WRITTEN TASK:
Output the records. Match them exactly.

SUPPLIED RECORDS:
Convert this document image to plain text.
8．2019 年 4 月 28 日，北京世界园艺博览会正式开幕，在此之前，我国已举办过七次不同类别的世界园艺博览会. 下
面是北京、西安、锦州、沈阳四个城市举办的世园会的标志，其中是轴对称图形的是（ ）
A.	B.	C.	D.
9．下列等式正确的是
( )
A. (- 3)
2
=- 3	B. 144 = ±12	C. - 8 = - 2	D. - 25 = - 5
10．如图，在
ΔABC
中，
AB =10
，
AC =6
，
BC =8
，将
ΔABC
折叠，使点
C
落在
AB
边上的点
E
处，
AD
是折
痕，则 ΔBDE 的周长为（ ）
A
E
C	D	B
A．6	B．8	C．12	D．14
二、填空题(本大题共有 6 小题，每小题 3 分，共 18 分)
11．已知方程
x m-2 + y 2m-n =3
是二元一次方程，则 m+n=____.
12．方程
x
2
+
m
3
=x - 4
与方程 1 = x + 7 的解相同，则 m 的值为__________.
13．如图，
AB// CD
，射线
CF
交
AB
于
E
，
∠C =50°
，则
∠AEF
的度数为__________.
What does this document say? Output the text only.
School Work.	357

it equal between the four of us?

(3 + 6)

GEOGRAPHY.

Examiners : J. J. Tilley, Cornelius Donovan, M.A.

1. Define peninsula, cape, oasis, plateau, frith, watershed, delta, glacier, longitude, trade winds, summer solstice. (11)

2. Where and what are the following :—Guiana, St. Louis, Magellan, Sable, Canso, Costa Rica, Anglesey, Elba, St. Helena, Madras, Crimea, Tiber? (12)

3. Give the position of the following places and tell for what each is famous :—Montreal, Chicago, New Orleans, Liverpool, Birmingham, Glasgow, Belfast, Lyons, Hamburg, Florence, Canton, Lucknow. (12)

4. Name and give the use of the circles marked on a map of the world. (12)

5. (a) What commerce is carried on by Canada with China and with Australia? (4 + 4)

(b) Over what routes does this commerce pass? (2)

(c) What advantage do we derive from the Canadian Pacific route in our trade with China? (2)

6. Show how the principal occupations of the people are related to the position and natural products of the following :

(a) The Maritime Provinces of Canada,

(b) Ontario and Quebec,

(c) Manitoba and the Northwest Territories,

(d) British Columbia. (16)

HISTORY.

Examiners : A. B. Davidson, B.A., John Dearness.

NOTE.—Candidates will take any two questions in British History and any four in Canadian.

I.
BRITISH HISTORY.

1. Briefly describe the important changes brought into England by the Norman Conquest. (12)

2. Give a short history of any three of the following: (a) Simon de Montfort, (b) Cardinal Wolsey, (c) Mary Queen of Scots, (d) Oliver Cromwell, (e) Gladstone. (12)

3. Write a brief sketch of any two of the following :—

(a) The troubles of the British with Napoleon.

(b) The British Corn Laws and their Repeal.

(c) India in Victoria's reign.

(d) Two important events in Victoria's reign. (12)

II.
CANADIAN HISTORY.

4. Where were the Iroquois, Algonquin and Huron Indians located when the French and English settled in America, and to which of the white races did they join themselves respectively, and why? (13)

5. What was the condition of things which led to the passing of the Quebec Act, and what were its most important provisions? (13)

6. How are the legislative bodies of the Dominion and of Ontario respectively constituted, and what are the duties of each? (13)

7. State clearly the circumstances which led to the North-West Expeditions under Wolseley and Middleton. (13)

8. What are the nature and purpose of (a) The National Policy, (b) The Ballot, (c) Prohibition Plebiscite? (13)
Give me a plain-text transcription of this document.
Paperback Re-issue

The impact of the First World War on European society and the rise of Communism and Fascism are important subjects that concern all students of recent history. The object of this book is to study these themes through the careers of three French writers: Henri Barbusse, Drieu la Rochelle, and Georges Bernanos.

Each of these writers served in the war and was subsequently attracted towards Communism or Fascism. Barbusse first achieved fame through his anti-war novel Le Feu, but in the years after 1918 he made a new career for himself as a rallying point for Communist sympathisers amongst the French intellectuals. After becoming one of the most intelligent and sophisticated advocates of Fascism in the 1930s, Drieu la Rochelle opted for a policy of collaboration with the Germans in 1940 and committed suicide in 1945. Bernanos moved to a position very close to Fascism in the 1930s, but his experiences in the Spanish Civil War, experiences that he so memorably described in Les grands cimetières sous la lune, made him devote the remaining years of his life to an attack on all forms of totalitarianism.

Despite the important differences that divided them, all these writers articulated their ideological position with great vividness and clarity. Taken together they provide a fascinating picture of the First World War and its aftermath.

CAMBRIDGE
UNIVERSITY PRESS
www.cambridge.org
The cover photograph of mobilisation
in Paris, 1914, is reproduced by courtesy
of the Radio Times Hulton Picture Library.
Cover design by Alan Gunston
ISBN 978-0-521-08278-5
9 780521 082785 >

FINAL RESULT:
Convert this document image to plain text.
8．2019 年 4 月 28 日，北京世界园艺博览会正式开幕，在此之前，我国已举办过七次不同类别的世界园艺博览会. 下
面是北京、西安、锦州、沈阳四个城市举办的世园会的标志，其中是轴对称图形的是（ ）
A.	B.	C.	D.
9．下列等式正确的是
( )
A. (- 3)
2
=- 3	B. 144 = ±12	C. - 8 = - 2	D. - 25 = - 5
10．如图，在
ΔABC
中，
AB =10
，
AC =6
，
BC =8
，将
ΔABC
折叠，使点
C
落在
AB
边上的点
E
处，
AD
是折
痕，则 ΔBDE 的周长为（ ）
A
E
C	D	B
A．6	B．8	C．12	D．14
二、填空题(本大题共有 6 小题，每小题 3 分，共 18 分)
11．已知方程
x m-2 + y 2m-n =3
是二元一次方程，则 m+n=____.
12．方程
x
2
+
m
3
=x - 4
与方程 1 = x + 7 的解相同，则 m 的值为__________.
13．如图，
AB// CD
，射线
CF
交
AB
于
E
，
∠C =50°
，则
∠AEF
的度数为__________.
What does this document say? Output the text only.
School Work.	357

it equal between the four of us?

(3 + 6)

GEOGRAPHY.

Examiners : J. J. Tilley, Cornelius Donovan, M.A.

1. Define peninsula, cape, oasis, plateau, frith, watershed, delta, glacier, longitude, trade winds, summer solstice. (11)

2. Where and what are the following :—Guiana, St. Louis, Magellan, Sable, Canso, Costa Rica, Anglesey, Elba, St. Helena, Madras, Crimea, Tiber? (12)

3. Give the position of the following places and tell for what each is famous :—Montreal, Chicago, New Orleans, Liverpool, Birmingham, Glasgow, Belfast, Lyons, Hamburg, Florence, Canton, Lucknow. (12)

4. Name and give the use of the circles marked on a map of the world. (12)

5. (a) What commerce is carried on by Canada with China and with Australia? (4 + 4)

(b) Over what routes does this commerce pass? (2)

(c) What advantage do we derive from the Canadian Pacific route in our trade with China? (2)

6. Show how the principal occupations of the people are related to the position and natural products of the following :

(a) The Maritime Provinces of Canada,

(b) Ontario and Quebec,

(c) Manitoba and the Northwest Territories,

(d) British Columbia. (16)

HISTORY.

Examiners : A. B. Davidson, B.A., John Dearness.

NOTE.—Candidates will take any two questions in British History and any four in Canadian.

I.
BRITISH HISTORY.

1. Briefly describe the important changes brought into England by the Norman Conquest. (12)

2. Give a short history of any three of the following: (a) Simon de Montfort, (b) Cardinal Wolsey, (c) Mary Queen of Scots, (d) Oliver Cromwell, (e) Gladstone. (12)

3. Write a brief sketch of any two of the following :—

(a) The troubles of the British with Napoleon.

(b) The British Corn Laws and their Repeal.

(c) India in Victoria's reign.

(d) Two important events in Victoria's reign. (12)

II.
CANADIAN HISTORY.

4. Where were the Iroquois, Algonquin and Huron Indians located when the French and English settled in America, and to which of the white races did they join themselves respectively, and why? (13)

5. What was the condition of things which led to the passing of the Quebec Act, and what were its most important provisions? (13)

6. How are the legislative bodies of the Dominion and of Ontario respectively constituted, and what are the duties of each? (13)

7. State clearly the circumstances which led to the North-West Expeditions under Wolseley and Middleton. (13)

8. What are the nature and purpose of (a) The National Policy, (b) The Ballot, (c) Prohibition Plebiscite? (13)
Give me a plain-text transcription of this document.
Paperback Re-issue

The impact of the First World War on European society and the rise of Communism and Fascism are important subjects that concern all students of recent history. The object of this book is to study these themes through the careers of three French writers: Henri Barbusse, Drieu la Rochelle, and Georges Bernanos.

Each of these writers served in the war and was subsequently attracted towards Communism or Fascism. Barbusse first achieved fame through his anti-war novel Le Feu, but in the years after 1918 he made a new career for himself as a rallying point for Communist sympathisers amongst the French intellectuals. After becoming one of the most intelligent and sophisticated advocates of Fascism in the 1930s, Drieu la Rochelle opted for a policy of collaboration with the Germans in 1940 and committed suicide in 1945. Bernanos moved to a position very close to Fascism in the 1930s, but his experiences in the Spanish Civil War, experiences that he so memorably described in Les grands cimetières sous la lune, made him devote the remaining years of his life to an attack on all forms of totalitarianism.

Despite the important differences that divided them, all these writers articulated their ideological position with great vividness and clarity. Taken together they provide a fascinating picture of the First World War and its aftermath.

CAMBRIDGE
UNIVERSITY PRESS
www.cambridge.org
The cover photograph of mobilisation
in Paris, 1914, is reproduced by courtesy
of the Radio Times Hulton Picture Library.
Cover design by Alan Gunston
ISBN 978-0-521-08278-5
9 780521 082785 >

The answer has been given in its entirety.